═════ Stored records ═════

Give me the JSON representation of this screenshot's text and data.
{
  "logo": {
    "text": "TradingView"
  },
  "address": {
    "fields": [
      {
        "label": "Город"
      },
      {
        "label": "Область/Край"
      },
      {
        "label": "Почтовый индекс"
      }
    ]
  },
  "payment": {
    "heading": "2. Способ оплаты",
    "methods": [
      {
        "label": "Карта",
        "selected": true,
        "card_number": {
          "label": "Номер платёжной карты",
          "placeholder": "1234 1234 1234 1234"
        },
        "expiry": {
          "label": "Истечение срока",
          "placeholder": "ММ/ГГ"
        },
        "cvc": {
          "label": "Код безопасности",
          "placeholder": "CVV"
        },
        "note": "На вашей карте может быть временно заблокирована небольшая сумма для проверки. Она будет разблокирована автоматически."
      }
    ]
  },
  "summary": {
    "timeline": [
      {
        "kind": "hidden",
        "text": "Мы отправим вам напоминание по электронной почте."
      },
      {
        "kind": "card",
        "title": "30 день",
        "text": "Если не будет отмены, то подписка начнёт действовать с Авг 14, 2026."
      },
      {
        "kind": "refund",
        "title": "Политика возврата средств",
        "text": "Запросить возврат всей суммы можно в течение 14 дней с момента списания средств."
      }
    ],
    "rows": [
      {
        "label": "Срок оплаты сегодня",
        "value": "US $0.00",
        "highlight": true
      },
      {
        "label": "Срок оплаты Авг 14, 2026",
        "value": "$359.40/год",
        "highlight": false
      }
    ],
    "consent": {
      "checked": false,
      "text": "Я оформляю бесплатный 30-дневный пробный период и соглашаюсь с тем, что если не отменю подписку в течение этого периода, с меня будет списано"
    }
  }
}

═════

## Task description
Tally the lines of the data that hold the string "title". Answer with the number and nothing more.

## Answer for the task
2